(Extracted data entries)
********

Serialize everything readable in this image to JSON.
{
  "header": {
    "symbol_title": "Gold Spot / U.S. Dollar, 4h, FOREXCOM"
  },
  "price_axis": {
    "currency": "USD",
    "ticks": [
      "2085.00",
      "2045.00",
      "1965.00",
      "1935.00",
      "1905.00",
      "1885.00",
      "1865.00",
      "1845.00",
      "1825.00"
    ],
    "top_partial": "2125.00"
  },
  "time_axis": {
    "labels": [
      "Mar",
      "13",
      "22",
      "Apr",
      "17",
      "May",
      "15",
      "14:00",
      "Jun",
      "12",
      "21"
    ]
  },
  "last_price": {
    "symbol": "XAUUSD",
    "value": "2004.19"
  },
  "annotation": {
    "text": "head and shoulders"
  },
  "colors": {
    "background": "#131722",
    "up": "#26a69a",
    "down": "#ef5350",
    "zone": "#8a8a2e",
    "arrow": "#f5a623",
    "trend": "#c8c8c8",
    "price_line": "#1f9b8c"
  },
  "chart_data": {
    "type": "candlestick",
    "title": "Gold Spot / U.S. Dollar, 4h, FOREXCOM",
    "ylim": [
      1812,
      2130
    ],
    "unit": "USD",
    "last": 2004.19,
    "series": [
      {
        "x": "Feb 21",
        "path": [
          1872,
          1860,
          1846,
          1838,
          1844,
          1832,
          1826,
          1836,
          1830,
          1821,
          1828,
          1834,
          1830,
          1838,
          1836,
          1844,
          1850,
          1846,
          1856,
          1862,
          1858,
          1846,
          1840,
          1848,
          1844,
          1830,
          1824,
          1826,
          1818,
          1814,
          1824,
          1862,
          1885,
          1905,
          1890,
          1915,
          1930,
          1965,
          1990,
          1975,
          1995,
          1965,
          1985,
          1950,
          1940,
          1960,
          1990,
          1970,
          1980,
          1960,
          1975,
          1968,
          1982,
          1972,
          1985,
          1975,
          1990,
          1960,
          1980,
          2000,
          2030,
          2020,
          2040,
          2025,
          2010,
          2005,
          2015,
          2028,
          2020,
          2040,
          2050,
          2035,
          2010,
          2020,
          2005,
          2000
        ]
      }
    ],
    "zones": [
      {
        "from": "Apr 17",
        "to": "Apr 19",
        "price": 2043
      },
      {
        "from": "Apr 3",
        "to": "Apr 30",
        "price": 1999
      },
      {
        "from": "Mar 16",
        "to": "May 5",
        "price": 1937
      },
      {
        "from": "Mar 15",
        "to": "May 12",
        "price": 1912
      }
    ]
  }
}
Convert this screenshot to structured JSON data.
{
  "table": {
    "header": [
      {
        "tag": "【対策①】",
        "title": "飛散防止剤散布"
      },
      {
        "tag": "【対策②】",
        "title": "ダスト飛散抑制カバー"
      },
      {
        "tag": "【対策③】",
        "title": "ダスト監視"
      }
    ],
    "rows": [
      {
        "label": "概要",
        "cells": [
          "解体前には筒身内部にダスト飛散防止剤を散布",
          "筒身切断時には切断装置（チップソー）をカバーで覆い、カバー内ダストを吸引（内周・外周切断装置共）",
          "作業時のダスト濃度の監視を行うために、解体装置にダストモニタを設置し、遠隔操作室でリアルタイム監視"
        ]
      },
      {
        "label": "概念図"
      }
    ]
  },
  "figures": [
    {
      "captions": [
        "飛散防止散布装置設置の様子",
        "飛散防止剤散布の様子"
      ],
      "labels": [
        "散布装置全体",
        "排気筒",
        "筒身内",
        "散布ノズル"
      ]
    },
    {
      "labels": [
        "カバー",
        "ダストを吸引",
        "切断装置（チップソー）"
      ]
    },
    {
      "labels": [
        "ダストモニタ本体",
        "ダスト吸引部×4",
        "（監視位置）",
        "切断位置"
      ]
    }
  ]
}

********

WHAT TO PRODUCE => Write out exactly the lines starting with the one that holds "Convert this screenshot" and running through the last line above.

EXERCISE SOLUTION =>
Convert this screenshot to structured JSON data.
{
  "table": {
    "header": [
      {
        "tag": "【対策①】",
        "title": "飛散防止剤散布"
      },
      {
        "tag": "【対策②】",
        "title": "ダスト飛散抑制カバー"
      },
      {
        "tag": "【対策③】",
        "title": "ダスト監視"
      }
    ],
    "rows": [
      {
        "label": "概要",
        "cells": [
          "解体前には筒身内部にダスト飛散防止剤を散布",
          "筒身切断時には切断装置（チップソー）をカバーで覆い、カバー内ダストを吸引（内周・外周切断装置共）",
          "作業時のダスト濃度の監視を行うために、解体装置にダストモニタを設置し、遠隔操作室でリアルタイム監視"
        ]
      },
      {
        "label": "概念図"
      }
    ]
  },
  "figures": [
    {
      "captions": [
        "飛散防止散布装置設置の様子",
        "飛散防止剤散布の様子"
      ],
      "labels": [
        "散布装置全体",
        "排気筒",
        "筒身内",
        "散布ノズル"
      ]
    },
    {
      "labels": [
        "カバー",
        "ダストを吸引",
        "切断装置（チップソー）"
      ]
    },
    {
      "labels": [
        "ダストモニタ本体",
        "ダスト吸引部×4",
        "（監視位置）",
        "切断位置"
      ]
    }
  ]
}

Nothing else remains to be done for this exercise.